▶ _Stated goal_
Work out the number of lines with "title" in them. Reply with that number and no other words.

Collected data:
◇ ◇ ◇ ◇

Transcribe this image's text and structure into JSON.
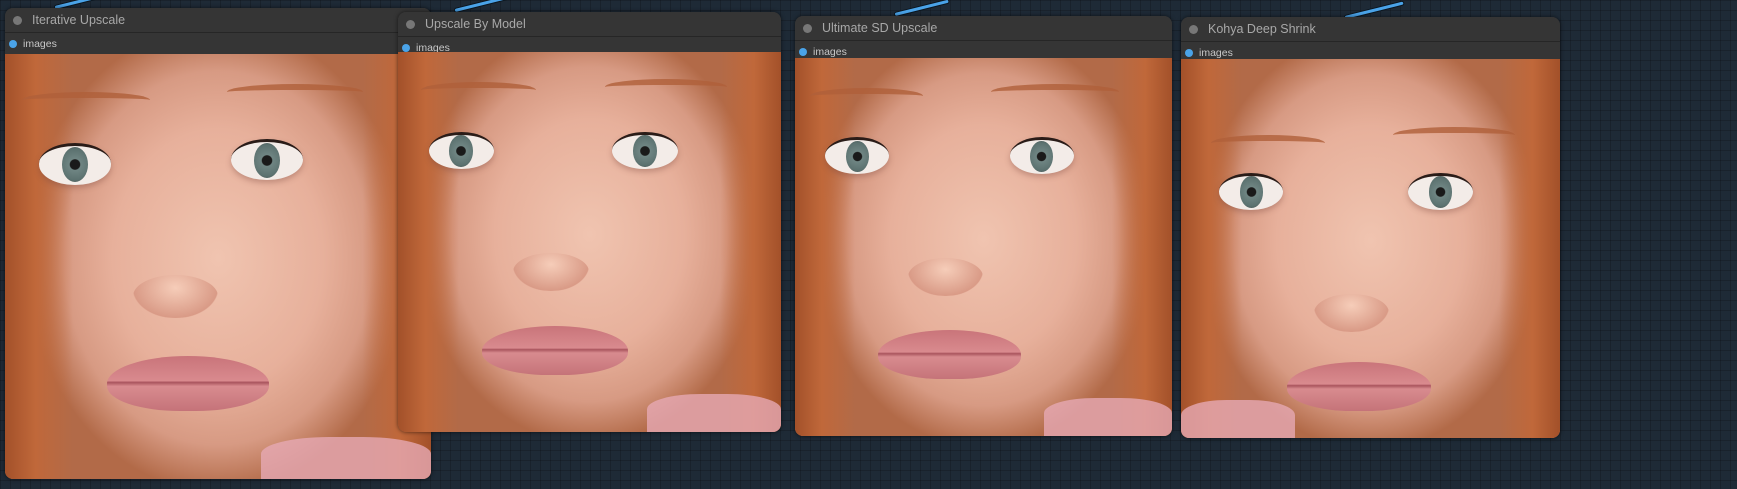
{
  "nodes": [
    {
      "title": "Iterative Upscale",
      "input": "images"
    },
    {
      "title": "Upscale By Model",
      "input": "images"
    },
    {
      "title": "Ultimate SD Upscale",
      "input": "images"
    },
    {
      "title": "Kohya Deep Shrink",
      "input": "images"
    }
  ],
  "colors": {
    "link": "#4aa3e8",
    "node_bg": "#353535",
    "canvas": "#1e2a36"
  }
}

◇ ◇ ◇ ◇

▶ _Solution to this problem_
4